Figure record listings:
--- START ---
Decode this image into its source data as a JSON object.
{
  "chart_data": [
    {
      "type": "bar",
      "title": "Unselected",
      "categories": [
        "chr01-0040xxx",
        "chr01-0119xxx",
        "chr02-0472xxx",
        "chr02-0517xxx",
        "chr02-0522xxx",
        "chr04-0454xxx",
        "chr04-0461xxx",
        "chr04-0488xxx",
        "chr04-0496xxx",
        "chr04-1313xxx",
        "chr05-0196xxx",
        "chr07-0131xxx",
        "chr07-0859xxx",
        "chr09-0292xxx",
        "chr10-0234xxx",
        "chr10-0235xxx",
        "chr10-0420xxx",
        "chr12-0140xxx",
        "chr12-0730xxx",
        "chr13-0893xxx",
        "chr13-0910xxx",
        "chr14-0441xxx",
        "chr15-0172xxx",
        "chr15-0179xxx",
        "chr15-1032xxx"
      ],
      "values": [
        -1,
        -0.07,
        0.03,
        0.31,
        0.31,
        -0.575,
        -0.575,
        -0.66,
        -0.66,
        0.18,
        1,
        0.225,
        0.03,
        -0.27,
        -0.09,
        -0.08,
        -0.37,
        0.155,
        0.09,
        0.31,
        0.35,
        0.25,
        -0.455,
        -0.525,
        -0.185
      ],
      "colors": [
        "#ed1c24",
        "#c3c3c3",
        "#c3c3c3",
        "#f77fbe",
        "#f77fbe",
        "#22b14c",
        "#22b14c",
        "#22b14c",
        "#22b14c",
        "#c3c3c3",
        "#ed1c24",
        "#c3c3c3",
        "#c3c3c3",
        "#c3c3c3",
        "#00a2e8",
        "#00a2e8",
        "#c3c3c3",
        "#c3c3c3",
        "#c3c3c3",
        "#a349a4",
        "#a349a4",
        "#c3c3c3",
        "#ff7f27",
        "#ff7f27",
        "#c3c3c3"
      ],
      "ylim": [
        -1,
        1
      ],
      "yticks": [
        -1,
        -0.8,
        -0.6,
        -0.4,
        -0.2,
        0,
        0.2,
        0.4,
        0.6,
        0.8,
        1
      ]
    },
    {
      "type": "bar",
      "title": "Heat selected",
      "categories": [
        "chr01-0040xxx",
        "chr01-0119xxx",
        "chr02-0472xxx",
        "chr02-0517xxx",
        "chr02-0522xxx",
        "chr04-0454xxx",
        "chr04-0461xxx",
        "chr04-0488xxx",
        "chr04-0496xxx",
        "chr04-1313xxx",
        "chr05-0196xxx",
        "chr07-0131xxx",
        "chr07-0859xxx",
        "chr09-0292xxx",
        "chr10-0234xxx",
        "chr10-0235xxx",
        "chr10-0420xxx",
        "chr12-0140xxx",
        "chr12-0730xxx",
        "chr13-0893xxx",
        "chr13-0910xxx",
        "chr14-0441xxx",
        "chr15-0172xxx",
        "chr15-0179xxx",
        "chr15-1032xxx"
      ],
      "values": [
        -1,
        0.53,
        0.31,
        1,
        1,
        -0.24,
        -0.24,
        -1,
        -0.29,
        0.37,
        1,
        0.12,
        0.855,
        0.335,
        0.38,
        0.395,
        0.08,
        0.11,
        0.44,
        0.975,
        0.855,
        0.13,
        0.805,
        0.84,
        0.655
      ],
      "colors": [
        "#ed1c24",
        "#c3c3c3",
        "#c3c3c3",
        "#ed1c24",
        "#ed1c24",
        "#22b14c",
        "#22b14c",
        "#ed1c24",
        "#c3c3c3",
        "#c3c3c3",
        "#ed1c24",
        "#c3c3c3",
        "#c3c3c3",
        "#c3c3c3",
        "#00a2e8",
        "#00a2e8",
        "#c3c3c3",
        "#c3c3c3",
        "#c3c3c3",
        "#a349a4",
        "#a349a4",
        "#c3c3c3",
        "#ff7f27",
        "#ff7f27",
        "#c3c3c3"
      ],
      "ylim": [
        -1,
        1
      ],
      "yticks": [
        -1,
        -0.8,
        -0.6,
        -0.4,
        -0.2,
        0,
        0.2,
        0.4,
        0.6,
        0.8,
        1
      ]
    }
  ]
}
--- END ---
- To be done: Look through the entries and return every line where "title" appears.

- Finished exercise:
      "title": "Unselected",
      "title": "Heat selected",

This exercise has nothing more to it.